--- START ---

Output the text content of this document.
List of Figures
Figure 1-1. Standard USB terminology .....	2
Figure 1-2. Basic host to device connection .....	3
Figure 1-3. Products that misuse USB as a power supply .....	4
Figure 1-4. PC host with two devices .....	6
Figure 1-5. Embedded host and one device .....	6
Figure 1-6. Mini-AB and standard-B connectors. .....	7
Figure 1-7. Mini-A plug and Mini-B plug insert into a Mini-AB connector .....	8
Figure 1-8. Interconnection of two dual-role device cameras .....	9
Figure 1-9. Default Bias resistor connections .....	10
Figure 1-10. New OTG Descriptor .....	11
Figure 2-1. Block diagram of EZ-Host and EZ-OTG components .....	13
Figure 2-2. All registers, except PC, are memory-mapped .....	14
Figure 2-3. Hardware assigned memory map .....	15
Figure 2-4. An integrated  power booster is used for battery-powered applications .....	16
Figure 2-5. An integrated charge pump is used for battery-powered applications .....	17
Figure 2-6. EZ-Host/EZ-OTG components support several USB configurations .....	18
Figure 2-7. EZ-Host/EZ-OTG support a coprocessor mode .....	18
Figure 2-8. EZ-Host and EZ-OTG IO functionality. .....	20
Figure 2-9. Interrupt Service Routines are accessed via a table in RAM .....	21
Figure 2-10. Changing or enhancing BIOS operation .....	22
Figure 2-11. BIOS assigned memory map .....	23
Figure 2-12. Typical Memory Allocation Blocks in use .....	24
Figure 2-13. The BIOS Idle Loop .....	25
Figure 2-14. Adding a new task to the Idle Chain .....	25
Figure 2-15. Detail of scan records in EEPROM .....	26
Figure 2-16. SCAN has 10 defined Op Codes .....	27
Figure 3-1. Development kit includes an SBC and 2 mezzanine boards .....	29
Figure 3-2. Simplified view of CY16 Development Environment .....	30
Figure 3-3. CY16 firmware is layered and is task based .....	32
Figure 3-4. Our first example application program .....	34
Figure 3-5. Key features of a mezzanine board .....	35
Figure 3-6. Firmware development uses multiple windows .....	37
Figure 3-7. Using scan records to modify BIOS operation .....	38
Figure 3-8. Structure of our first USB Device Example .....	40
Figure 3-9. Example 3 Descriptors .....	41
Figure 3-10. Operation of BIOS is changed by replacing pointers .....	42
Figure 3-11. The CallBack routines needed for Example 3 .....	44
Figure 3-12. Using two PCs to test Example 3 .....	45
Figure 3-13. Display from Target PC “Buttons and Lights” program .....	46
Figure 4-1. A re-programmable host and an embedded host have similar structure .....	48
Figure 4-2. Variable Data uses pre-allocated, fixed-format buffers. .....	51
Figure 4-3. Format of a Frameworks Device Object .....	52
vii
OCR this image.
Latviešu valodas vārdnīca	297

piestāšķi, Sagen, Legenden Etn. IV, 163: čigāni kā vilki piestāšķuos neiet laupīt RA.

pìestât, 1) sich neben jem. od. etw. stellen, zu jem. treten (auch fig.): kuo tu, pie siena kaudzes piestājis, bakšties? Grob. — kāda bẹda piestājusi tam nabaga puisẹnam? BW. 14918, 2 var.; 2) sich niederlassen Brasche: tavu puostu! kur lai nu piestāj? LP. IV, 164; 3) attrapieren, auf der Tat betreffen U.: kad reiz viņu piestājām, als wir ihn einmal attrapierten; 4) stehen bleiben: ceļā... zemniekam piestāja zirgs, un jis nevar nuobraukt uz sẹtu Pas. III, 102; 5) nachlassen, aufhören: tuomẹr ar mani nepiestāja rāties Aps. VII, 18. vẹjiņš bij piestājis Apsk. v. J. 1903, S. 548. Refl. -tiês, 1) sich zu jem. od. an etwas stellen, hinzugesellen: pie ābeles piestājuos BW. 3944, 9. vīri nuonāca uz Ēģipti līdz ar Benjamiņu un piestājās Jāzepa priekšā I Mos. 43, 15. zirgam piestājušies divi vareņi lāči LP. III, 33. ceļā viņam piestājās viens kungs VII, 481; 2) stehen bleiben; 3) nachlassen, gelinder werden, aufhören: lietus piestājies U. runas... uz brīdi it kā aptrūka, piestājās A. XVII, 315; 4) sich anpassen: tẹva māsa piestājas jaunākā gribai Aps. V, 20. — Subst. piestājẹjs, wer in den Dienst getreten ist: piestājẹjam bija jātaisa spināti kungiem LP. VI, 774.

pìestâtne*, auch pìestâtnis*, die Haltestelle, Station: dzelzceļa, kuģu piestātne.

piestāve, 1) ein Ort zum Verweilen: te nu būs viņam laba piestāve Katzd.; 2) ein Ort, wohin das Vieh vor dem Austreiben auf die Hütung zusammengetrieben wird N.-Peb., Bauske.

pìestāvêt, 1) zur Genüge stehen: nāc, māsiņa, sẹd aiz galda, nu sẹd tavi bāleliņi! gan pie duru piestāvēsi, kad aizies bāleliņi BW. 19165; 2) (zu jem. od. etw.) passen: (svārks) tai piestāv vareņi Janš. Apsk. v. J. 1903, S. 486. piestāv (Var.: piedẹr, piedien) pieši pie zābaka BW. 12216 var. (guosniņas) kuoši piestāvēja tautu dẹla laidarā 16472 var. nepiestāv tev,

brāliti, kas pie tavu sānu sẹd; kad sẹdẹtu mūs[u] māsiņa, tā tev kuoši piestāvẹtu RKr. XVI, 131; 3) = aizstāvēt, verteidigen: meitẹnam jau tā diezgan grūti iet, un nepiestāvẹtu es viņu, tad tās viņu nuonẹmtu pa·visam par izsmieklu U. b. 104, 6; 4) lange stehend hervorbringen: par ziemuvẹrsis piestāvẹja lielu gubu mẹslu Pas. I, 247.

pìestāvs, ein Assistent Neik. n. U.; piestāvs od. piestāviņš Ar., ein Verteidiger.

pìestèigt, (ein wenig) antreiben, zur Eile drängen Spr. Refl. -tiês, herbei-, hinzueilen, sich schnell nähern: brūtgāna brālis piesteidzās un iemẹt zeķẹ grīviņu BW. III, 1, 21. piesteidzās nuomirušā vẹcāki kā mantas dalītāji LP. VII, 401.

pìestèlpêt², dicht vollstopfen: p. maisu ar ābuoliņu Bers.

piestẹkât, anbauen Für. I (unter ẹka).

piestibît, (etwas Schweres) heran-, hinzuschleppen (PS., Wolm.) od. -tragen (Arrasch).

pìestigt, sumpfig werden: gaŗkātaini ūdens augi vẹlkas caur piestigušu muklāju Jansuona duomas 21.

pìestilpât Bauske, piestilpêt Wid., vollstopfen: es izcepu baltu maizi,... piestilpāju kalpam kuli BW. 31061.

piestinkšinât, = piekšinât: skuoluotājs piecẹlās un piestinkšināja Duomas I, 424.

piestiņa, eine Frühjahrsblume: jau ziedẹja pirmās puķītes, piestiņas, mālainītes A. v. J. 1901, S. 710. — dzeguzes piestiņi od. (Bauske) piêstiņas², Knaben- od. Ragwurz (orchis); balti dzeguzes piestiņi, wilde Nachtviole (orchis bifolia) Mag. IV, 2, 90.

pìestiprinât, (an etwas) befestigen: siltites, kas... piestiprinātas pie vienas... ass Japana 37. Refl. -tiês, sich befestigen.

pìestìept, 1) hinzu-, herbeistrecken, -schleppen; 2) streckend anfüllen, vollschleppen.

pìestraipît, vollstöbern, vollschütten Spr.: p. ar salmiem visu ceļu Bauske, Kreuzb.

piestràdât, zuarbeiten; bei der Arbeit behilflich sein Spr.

--- END ---

> _Given task_: Copy out the full listing exactly.

> _Answer for this exercise_:
Output the text content of this document.
List of Figures
Figure 1-1. Standard USB terminology .....	2
Figure 1-2. Basic host to device connection .....	3
Figure 1-3. Products that misuse USB as a power supply .....	4
Figure 1-4. PC host with two devices .....	6
Figure 1-5. Embedded host and one device .....	6
Figure 1-6. Mini-AB and standard-B connectors. .....	7
Figure 1-7. Mini-A plug and Mini-B plug insert into a Mini-AB connector .....	8
Figure 1-8. Interconnection of two dual-role device cameras .....	9
Figure 1-9. Default Bias resistor connections .....	10
Figure 1-10. New OTG Descriptor .....	11
Figure 2-1. Block diagram of EZ-Host and EZ-OTG components .....	13
Figure 2-2. All registers, except PC, are memory-mapped .....	14
Figure 2-3. Hardware assigned memory map .....	15
Figure 2-4. An integrated  power booster is used for battery-powered applications .....	16
Figure 2-5. An integrated charge pump is used for battery-powered applications .....	17
Figure 2-6. EZ-Host/EZ-OTG components support several USB configurations .....	18
Figure 2-7. EZ-Host/EZ-OTG support a coprocessor mode .....	18
Figure 2-8. EZ-Host and EZ-OTG IO functionality. .....	20
Figure 2-9. Interrupt Service Routines are accessed via a table in RAM .....	21
Figure 2-10. Changing or enhancing BIOS operation .....	22
Figure 2-11. BIOS assigned memory map .....	23
Figure 2-12. Typical Memory Allocation Blocks in use .....	24
Figure 2-13. The BIOS Idle Loop .....	25
Figure 2-14. Adding a new task to the Idle Chain .....	25
Figure 2-15. Detail of scan records in EEPROM .....	26
Figure 2-16. SCAN has 10 defined Op Codes .....	27
Figure 3-1. Development kit includes an SBC and 2 mezzanine boards .....	29
Figure 3-2. Simplified view of CY16 Development Environment .....	30
Figure 3-3. CY16 firmware is layered and is task based .....	32
Figure 3-4. Our first example application program .....	34
Figure 3-5. Key features of a mezzanine board .....	35
Figure 3-6. Firmware development uses multiple windows .....	37
Figure 3-7. Using scan records to modify BIOS operation .....	38
Figure 3-8. Structure of our first USB Device Example .....	40
Figure 3-9. Example 3 Descriptors .....	41
Figure 3-10. Operation of BIOS is changed by replacing pointers .....	42
Figure 3-11. The CallBack routines needed for Example 3 .....	44
Figure 3-12. Using two PCs to test Example 3 .....	45
Figure 3-13. Display from Target PC “Buttons and Lights” program .....	46
Figure 4-1. A re-programmable host and an embedded host have similar structure .....	48
Figure 4-2. Variable Data uses pre-allocated, fixed-format buffers. .....	51
Figure 4-3. Format of a Frameworks Device Object .....	52
vii
OCR this image.
Latviešu valodas vārdnīca	297

piestāšķi, Sagen, Legenden Etn. IV, 163: čigāni kā vilki piestāšķuos neiet laupīt RA.

pìestât, 1) sich neben jem. od. etw. stellen, zu jem. treten (auch fig.): kuo tu, pie siena kaudzes piestājis, bakšties? Grob. — kāda bẹda piestājusi tam nabaga puisẹnam? BW. 14918, 2 var.; 2) sich niederlassen Brasche: tavu puostu! kur lai nu piestāj? LP. IV, 164; 3) attrapieren, auf der Tat betreffen U.: kad reiz viņu piestājām, als wir ihn einmal attrapierten; 4) stehen bleiben: ceļā... zemniekam piestāja zirgs, un jis nevar nuobraukt uz sẹtu Pas. III, 102; 5) nachlassen, aufhören: tuomẹr ar mani nepiestāja rāties Aps. VII, 18. vẹjiņš bij piestājis Apsk. v. J. 1903, S. 548. Refl. -tiês, 1) sich zu jem. od. an etwas stellen, hinzugesellen: pie ābeles piestājuos BW. 3944, 9. vīri nuonāca uz Ēģipti līdz ar Benjamiņu un piestājās Jāzepa priekšā I Mos. 43, 15. zirgam piestājušies divi vareņi lāči LP. III, 33. ceļā viņam piestājās viens kungs VII, 481; 2) stehen bleiben; 3) nachlassen, gelinder werden, aufhören: lietus piestājies U. runas... uz brīdi it kā aptrūka, piestājās A. XVII, 315; 4) sich anpassen: tẹva māsa piestājas jaunākā gribai Aps. V, 20. — Subst. piestājẹjs, wer in den Dienst getreten ist: piestājẹjam bija jātaisa spināti kungiem LP. VI, 774.

pìestâtne*, auch pìestâtnis*, die Haltestelle, Station: dzelzceļa, kuģu piestātne.

piestāve, 1) ein Ort zum Verweilen: te nu būs viņam laba piestāve Katzd.; 2) ein Ort, wohin das Vieh vor dem Austreiben auf die Hütung zusammengetrieben wird N.-Peb., Bauske.

pìestāvêt, 1) zur Genüge stehen: nāc, māsiņa, sẹd aiz galda, nu sẹd tavi bāleliņi! gan pie duru piestāvēsi, kad aizies bāleliņi BW. 19165; 2) (zu jem. od. etw.) passen: (svārks) tai piestāv vareņi Janš. Apsk. v. J. 1903, S. 486. piestāv (Var.: piedẹr, piedien) pieši pie zābaka BW. 12216 var. (guosniņas) kuoši piestāvēja tautu dẹla laidarā 16472 var. nepiestāv tev,

brāliti, kas pie tavu sānu sẹd; kad sẹdẹtu mūs[u] māsiņa, tā tev kuoši piestāvẹtu RKr. XVI, 131; 3) = aizstāvēt, verteidigen: meitẹnam jau tā diezgan grūti iet, un nepiestāvẹtu es viņu, tad tās viņu nuonẹmtu pa·visam par izsmieklu U. b. 104, 6; 4) lange stehend hervorbringen: par ziemuvẹrsis piestāvẹja lielu gubu mẹslu Pas. I, 247.

pìestāvs, ein Assistent Neik. n. U.; piestāvs od. piestāviņš Ar., ein Verteidiger.

pìestèigt, (ein wenig) antreiben, zur Eile drängen Spr. Refl. -tiês, herbei-, hinzueilen, sich schnell nähern: brūtgāna brālis piesteidzās un iemẹt zeķẹ grīviņu BW. III, 1, 21. piesteidzās nuomirušā vẹcāki kā mantas dalītāji LP. VII, 401.

pìestèlpêt², dicht vollstopfen: p. maisu ar ābuoliņu Bers.

piestẹkât, anbauen Für. I (unter ẹka).

piestibît, (etwas Schweres) heran-, hinzuschleppen (PS., Wolm.) od. -tragen (Arrasch).

pìestigt, sumpfig werden: gaŗkātaini ūdens augi vẹlkas caur piestigušu muklāju Jansuona duomas 21.

pìestilpât Bauske, piestilpêt Wid., vollstopfen: es izcepu baltu maizi,... piestilpāju kalpam kuli BW. 31061.

piestinkšinât, = piekšinât: skuoluotājs piecẹlās un piestinkšināja Duomas I, 424.

piestiņa, eine Frühjahrsblume: jau ziedẹja pirmās puķītes, piestiņas, mālainītes A. v. J. 1901, S. 710. — dzeguzes piestiņi od. (Bauske) piêstiņas², Knaben- od. Ragwurz (orchis); balti dzeguzes piestiņi, wilde Nachtviole (orchis bifolia) Mag. IV, 2, 90.

pìestiprinât, (an etwas) befestigen: siltites, kas... piestiprinātas pie vienas... ass Japana 37. Refl. -tiês, sich befestigen.

pìestìept, 1) hinzu-, herbeistrecken, -schleppen; 2) streckend anfüllen, vollschleppen.

pìestraipît, vollstöbern, vollschütten Spr.: p. ar salmiem visu ceļu Bauske, Kreuzb.

piestràdât, zuarbeiten; bei der Arbeit behilflich sein Spr.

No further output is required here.